» THE EXERCISE
Copy out all the lines where "gust" shows up.

» DATA PROVIDED
· · · ·
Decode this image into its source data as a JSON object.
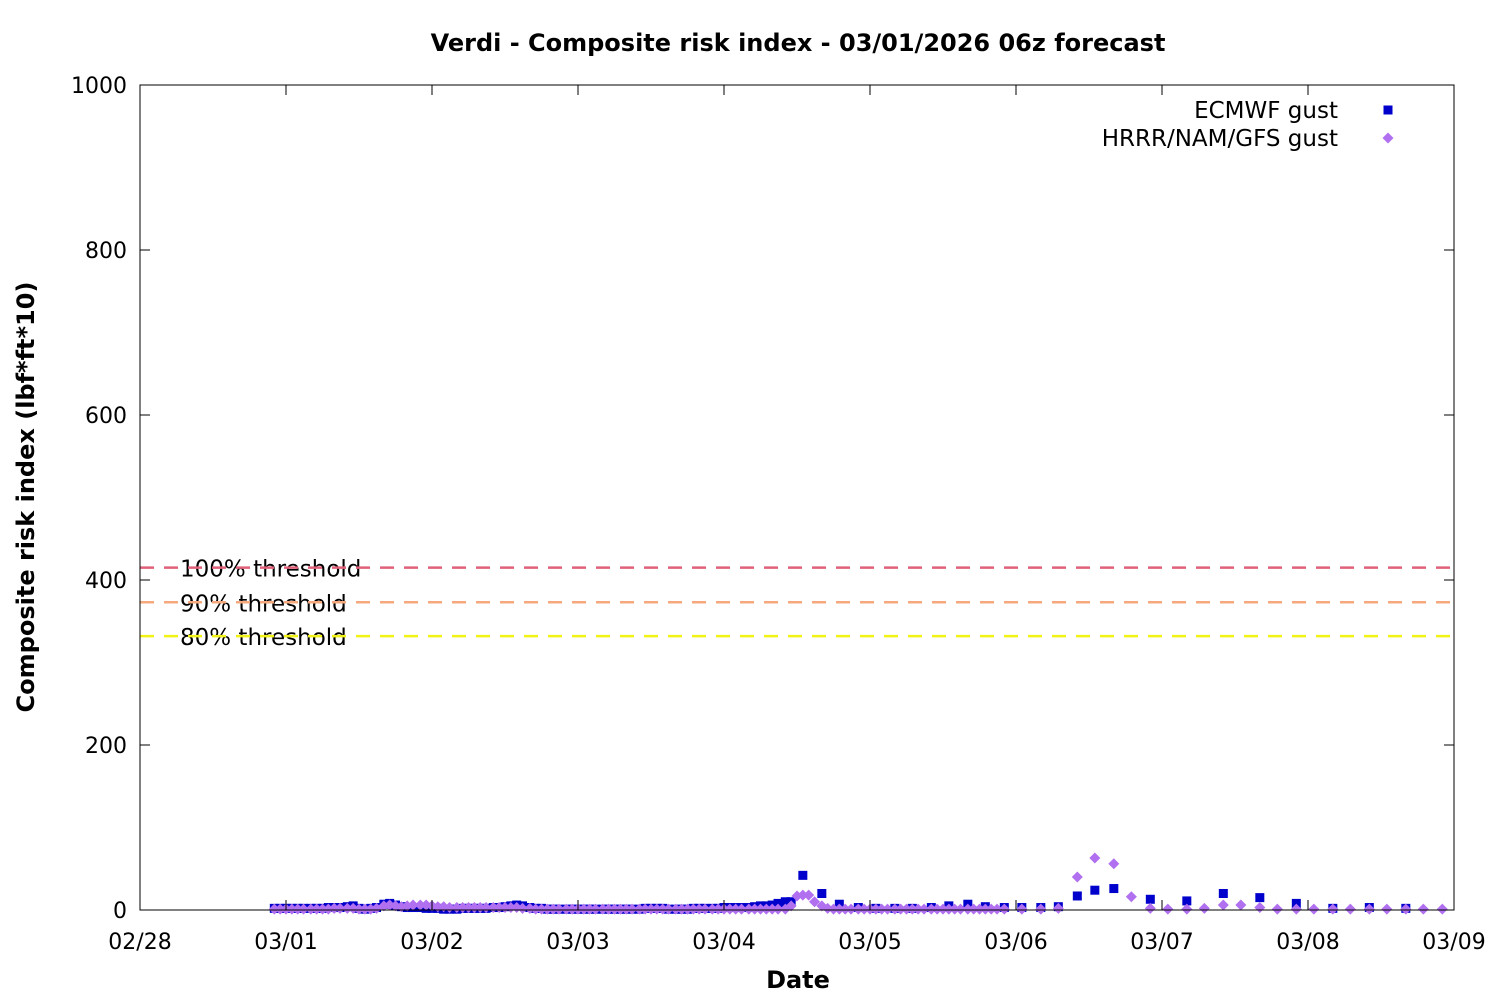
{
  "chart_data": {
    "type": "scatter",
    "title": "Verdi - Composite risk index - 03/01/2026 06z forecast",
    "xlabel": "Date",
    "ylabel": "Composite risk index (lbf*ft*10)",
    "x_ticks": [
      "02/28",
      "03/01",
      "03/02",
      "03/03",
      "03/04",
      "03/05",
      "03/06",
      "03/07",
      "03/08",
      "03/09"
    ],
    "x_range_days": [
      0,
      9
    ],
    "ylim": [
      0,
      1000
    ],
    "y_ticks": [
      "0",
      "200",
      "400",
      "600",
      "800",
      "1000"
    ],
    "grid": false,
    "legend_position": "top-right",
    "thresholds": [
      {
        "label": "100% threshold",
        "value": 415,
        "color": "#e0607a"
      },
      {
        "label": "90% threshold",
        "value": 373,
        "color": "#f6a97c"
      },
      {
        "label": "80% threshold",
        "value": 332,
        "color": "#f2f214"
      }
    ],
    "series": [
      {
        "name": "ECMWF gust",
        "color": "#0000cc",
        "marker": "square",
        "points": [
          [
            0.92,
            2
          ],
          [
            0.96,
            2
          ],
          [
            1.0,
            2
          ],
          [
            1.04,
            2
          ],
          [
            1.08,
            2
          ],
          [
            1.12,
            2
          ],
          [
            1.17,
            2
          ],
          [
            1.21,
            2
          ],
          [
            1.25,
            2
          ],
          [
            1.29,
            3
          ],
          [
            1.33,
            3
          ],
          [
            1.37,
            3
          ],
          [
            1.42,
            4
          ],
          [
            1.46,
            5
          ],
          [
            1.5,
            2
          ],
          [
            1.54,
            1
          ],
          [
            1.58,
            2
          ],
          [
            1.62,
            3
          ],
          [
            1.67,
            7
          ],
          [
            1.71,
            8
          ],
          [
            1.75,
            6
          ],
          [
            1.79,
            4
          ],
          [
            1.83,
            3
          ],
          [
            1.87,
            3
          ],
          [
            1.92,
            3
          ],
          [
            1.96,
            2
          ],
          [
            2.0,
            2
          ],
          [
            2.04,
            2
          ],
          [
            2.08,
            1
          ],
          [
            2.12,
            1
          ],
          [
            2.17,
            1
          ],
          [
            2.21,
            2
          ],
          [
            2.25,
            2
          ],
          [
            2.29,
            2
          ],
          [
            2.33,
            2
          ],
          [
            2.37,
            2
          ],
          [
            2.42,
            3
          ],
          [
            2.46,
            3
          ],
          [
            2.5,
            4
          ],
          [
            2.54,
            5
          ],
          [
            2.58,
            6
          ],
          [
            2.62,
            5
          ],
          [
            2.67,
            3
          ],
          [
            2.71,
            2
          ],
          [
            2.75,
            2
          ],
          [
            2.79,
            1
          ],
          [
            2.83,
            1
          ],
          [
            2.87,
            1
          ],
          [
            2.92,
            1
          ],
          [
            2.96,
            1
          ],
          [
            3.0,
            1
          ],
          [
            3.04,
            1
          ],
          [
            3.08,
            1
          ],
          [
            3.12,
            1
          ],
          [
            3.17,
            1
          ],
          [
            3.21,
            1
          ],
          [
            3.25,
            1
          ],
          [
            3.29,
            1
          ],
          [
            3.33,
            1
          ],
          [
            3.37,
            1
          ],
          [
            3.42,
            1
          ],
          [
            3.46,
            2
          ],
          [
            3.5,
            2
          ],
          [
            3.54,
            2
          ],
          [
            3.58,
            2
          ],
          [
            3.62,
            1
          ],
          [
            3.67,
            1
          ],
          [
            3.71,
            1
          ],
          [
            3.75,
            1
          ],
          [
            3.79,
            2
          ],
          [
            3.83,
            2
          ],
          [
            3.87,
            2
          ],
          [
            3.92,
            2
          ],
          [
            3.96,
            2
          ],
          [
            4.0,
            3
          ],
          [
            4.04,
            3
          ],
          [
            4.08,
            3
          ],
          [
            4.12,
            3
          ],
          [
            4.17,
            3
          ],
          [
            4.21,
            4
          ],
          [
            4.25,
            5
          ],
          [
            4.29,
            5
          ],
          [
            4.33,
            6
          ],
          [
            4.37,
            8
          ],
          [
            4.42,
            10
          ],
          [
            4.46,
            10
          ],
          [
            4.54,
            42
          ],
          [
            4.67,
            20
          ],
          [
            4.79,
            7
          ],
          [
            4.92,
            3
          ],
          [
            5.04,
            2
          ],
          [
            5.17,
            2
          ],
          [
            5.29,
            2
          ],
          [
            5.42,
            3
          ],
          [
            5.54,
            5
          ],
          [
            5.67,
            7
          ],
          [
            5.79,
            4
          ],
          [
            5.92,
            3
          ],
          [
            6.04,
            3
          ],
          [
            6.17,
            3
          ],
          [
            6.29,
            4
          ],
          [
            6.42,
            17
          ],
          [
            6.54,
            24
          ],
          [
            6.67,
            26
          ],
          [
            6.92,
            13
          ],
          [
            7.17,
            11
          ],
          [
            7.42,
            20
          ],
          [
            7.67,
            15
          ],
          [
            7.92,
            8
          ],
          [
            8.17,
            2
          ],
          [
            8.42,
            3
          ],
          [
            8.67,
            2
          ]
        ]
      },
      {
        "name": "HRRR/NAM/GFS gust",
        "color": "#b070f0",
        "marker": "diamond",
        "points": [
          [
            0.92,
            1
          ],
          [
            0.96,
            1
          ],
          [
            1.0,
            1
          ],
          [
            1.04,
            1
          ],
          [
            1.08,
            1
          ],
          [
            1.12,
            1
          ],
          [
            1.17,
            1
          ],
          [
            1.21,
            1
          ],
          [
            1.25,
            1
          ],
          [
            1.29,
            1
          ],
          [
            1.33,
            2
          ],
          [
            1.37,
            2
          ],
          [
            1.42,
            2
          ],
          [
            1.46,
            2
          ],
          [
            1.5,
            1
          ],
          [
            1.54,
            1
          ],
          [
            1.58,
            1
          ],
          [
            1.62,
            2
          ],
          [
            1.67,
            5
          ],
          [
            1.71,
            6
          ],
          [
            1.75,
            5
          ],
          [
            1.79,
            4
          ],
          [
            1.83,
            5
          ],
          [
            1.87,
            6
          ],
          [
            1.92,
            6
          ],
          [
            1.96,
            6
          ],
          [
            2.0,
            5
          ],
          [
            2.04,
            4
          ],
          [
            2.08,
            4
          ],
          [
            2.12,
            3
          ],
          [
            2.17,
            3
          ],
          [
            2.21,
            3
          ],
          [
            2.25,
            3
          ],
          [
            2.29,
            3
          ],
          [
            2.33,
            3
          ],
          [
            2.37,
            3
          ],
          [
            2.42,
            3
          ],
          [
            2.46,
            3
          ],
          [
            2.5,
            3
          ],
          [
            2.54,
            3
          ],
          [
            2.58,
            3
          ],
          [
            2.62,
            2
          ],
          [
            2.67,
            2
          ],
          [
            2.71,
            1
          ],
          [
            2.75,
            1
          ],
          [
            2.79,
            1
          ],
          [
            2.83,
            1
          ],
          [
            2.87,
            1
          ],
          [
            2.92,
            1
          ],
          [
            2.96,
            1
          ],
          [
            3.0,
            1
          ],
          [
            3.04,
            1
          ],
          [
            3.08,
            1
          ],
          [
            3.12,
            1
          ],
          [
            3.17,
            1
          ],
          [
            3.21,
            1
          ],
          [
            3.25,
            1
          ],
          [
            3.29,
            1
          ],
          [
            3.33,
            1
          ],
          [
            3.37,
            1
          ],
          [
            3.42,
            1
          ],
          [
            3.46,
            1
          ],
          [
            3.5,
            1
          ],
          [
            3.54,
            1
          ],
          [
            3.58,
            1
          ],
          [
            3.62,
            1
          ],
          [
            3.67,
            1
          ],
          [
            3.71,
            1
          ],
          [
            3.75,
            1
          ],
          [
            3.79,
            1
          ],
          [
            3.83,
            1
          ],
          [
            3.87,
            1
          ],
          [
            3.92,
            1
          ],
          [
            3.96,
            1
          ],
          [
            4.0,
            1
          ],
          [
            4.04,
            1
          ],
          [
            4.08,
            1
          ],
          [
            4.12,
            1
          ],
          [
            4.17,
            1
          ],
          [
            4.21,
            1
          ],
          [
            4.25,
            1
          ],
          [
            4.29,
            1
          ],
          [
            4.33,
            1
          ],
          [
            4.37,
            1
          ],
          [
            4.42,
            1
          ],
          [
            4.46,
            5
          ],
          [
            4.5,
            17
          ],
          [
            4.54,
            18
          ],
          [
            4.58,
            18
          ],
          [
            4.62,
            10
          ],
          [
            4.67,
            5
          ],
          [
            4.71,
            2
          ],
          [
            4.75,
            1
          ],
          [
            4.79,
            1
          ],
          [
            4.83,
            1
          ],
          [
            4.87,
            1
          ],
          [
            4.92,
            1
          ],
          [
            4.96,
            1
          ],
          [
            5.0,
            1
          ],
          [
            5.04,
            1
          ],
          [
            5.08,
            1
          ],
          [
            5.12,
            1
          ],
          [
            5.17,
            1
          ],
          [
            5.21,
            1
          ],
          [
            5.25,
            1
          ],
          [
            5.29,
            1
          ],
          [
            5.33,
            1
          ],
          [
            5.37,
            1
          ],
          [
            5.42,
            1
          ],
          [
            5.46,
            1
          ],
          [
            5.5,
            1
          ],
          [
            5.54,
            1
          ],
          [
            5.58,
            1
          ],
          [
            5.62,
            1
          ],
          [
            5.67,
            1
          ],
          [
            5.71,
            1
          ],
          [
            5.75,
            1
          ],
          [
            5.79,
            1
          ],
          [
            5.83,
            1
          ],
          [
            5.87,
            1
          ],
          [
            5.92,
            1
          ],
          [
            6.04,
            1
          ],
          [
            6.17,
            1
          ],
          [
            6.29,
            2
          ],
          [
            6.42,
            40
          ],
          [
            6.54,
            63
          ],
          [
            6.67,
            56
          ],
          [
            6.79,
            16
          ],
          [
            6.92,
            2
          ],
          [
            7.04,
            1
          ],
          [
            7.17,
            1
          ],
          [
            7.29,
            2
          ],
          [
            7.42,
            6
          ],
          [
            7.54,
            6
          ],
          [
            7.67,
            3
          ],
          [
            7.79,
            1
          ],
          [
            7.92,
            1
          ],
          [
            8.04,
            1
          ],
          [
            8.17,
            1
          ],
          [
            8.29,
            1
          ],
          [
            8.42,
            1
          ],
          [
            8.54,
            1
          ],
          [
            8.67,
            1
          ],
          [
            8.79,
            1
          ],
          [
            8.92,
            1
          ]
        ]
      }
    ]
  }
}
· · · ·
» CORRECT RESPONSE
        "name": "ECMWF gust",
        "name": "HRRR/NAM/GFS gust",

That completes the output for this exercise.